§ What you should do:
From the entries below, list each line with "title".

A block of data:
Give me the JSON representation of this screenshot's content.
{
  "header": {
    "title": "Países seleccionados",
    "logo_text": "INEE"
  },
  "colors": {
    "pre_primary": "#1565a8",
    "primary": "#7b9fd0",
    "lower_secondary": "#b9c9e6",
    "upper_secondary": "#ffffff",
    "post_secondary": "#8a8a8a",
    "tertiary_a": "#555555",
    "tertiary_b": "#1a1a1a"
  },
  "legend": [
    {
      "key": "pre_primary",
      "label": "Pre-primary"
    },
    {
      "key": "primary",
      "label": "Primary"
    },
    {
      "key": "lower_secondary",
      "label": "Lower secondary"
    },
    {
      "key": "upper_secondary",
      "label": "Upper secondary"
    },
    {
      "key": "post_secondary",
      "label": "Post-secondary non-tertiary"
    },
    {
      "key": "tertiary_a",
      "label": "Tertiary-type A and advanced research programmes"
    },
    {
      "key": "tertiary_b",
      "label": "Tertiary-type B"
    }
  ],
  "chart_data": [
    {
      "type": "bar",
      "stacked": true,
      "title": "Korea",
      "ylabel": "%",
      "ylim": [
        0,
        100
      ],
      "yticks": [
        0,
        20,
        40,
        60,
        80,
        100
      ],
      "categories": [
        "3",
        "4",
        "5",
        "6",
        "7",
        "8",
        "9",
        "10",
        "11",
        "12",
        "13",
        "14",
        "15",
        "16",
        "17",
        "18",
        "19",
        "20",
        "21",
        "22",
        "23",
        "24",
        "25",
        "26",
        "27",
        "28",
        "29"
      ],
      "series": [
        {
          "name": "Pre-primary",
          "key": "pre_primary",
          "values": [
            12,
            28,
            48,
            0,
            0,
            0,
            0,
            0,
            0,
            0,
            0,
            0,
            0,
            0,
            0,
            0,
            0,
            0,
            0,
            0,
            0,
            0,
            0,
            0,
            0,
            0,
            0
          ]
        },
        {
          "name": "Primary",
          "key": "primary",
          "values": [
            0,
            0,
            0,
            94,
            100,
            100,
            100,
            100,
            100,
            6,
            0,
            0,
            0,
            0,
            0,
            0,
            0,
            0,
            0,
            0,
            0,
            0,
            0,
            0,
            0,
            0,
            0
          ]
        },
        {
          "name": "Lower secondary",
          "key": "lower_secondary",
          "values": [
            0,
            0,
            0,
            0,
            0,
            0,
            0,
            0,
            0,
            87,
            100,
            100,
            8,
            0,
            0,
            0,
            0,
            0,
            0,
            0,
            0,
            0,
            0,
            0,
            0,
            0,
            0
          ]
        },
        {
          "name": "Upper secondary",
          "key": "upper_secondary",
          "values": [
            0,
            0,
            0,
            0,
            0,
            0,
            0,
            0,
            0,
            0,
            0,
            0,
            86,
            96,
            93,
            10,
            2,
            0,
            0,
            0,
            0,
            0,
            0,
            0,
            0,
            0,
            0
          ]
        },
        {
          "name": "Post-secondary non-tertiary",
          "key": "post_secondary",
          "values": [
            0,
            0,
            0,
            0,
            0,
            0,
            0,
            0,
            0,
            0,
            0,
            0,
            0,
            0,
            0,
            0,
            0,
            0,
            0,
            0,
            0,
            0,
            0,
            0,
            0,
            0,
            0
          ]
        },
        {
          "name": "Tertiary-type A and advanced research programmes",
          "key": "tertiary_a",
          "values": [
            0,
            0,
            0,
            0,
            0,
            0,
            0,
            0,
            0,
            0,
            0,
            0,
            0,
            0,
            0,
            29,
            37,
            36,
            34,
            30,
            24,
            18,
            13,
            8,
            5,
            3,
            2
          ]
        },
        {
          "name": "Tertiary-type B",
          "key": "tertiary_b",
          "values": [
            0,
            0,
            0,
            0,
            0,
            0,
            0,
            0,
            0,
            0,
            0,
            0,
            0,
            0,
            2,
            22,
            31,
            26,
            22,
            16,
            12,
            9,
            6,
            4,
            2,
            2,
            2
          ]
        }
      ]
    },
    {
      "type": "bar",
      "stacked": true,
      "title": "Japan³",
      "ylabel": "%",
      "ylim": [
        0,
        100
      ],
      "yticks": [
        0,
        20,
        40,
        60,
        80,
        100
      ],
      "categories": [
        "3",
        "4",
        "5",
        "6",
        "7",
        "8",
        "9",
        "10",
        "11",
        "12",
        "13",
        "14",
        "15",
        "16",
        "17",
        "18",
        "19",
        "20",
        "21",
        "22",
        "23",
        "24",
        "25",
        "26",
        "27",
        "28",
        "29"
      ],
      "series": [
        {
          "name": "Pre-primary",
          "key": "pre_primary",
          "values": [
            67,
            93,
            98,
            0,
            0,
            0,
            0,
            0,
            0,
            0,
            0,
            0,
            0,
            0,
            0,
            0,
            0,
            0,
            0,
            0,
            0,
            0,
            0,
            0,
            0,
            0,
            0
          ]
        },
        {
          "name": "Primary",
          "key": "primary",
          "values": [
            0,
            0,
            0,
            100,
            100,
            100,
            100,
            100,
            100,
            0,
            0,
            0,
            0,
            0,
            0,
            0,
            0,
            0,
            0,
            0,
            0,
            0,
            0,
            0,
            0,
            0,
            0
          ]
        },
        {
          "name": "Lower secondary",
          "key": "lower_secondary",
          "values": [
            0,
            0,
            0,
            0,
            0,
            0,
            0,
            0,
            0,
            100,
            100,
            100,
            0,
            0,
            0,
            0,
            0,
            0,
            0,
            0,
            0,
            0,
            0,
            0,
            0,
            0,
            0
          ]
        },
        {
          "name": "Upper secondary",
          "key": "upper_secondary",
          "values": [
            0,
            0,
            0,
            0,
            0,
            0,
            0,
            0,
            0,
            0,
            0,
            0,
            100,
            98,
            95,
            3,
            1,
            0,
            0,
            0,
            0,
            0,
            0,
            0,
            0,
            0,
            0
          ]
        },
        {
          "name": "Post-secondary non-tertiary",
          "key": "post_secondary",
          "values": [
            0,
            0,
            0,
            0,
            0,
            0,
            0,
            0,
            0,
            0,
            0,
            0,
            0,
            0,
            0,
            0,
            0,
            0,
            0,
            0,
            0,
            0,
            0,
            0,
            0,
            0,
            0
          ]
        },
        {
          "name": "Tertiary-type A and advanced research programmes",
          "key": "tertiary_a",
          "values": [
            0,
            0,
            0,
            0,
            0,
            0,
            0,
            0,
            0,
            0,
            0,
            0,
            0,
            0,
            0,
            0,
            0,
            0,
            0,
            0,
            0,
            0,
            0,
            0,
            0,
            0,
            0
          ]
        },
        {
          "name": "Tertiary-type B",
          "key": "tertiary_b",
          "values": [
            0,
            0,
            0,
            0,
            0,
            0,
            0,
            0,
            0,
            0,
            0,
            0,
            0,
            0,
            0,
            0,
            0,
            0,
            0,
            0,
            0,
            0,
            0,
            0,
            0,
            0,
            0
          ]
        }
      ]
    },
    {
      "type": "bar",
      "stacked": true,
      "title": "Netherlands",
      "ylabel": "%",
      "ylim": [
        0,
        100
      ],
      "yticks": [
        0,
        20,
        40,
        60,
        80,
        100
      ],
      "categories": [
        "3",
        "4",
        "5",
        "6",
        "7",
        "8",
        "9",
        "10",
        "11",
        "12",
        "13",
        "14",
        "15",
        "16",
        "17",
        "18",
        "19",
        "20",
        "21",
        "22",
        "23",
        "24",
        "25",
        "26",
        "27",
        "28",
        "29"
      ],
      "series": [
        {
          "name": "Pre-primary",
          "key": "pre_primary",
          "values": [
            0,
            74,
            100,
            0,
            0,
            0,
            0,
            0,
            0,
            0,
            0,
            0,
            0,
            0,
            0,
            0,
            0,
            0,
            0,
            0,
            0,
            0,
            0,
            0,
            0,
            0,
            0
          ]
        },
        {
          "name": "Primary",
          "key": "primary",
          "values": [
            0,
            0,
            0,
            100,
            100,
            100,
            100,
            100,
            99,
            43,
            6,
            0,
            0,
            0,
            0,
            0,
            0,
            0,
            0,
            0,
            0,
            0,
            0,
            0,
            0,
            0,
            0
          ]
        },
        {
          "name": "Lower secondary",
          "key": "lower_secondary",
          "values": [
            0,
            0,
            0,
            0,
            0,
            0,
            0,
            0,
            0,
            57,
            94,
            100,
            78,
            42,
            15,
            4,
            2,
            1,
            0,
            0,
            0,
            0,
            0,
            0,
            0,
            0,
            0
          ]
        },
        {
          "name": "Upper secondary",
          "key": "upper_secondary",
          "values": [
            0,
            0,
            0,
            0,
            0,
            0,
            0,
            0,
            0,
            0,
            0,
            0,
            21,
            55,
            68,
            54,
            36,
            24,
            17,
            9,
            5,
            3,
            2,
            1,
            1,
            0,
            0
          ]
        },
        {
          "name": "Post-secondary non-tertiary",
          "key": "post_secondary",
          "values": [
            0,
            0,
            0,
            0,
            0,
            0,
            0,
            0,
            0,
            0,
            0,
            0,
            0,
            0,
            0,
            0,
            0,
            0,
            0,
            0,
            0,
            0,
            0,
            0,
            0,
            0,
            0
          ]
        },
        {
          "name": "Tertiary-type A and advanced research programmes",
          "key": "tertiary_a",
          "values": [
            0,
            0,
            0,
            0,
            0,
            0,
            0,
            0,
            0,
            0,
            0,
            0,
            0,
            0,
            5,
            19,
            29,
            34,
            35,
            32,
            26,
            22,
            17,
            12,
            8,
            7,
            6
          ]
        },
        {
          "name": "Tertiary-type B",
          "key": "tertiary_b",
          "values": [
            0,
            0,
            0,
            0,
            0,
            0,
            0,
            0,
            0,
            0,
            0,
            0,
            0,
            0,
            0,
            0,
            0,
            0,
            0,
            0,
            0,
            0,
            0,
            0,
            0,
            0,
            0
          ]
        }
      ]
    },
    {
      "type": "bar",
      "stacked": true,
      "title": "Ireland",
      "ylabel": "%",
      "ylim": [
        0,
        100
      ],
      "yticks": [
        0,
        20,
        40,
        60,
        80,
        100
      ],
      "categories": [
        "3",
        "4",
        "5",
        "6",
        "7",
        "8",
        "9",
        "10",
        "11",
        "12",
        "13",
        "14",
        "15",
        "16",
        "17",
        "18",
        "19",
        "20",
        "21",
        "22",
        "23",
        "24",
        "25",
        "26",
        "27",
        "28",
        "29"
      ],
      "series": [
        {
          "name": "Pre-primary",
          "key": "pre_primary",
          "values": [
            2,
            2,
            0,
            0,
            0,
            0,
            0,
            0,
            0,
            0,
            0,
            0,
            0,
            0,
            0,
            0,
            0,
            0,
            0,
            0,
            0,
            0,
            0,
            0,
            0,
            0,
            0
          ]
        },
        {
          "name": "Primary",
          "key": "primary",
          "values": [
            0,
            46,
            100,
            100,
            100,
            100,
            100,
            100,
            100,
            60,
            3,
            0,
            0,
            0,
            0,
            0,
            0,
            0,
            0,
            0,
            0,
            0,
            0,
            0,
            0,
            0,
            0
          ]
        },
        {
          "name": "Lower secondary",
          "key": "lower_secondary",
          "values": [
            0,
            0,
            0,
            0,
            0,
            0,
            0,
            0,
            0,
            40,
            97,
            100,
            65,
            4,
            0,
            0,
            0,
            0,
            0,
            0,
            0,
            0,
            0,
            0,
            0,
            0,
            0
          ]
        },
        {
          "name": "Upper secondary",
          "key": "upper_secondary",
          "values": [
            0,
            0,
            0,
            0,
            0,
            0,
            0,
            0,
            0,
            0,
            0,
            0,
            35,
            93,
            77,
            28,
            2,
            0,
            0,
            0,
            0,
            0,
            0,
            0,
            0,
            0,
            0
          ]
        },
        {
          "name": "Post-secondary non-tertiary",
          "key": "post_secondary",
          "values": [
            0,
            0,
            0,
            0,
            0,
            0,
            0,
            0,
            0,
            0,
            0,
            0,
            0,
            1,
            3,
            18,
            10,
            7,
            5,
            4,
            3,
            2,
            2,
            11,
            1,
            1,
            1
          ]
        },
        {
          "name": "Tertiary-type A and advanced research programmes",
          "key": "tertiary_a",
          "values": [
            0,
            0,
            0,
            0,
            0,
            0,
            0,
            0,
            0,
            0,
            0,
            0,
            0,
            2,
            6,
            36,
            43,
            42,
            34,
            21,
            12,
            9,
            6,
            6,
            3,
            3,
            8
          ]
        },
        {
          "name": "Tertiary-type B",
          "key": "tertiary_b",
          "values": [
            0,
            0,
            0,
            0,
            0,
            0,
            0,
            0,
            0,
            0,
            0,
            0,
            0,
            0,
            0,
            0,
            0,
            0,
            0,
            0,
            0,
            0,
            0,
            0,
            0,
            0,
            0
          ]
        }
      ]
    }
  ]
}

§ Correct response:
    "title": "Países seleccionados",
      "title": "Korea",
      "title": "Japan³",
      "title": "Netherlands",
      "title": "Ireland",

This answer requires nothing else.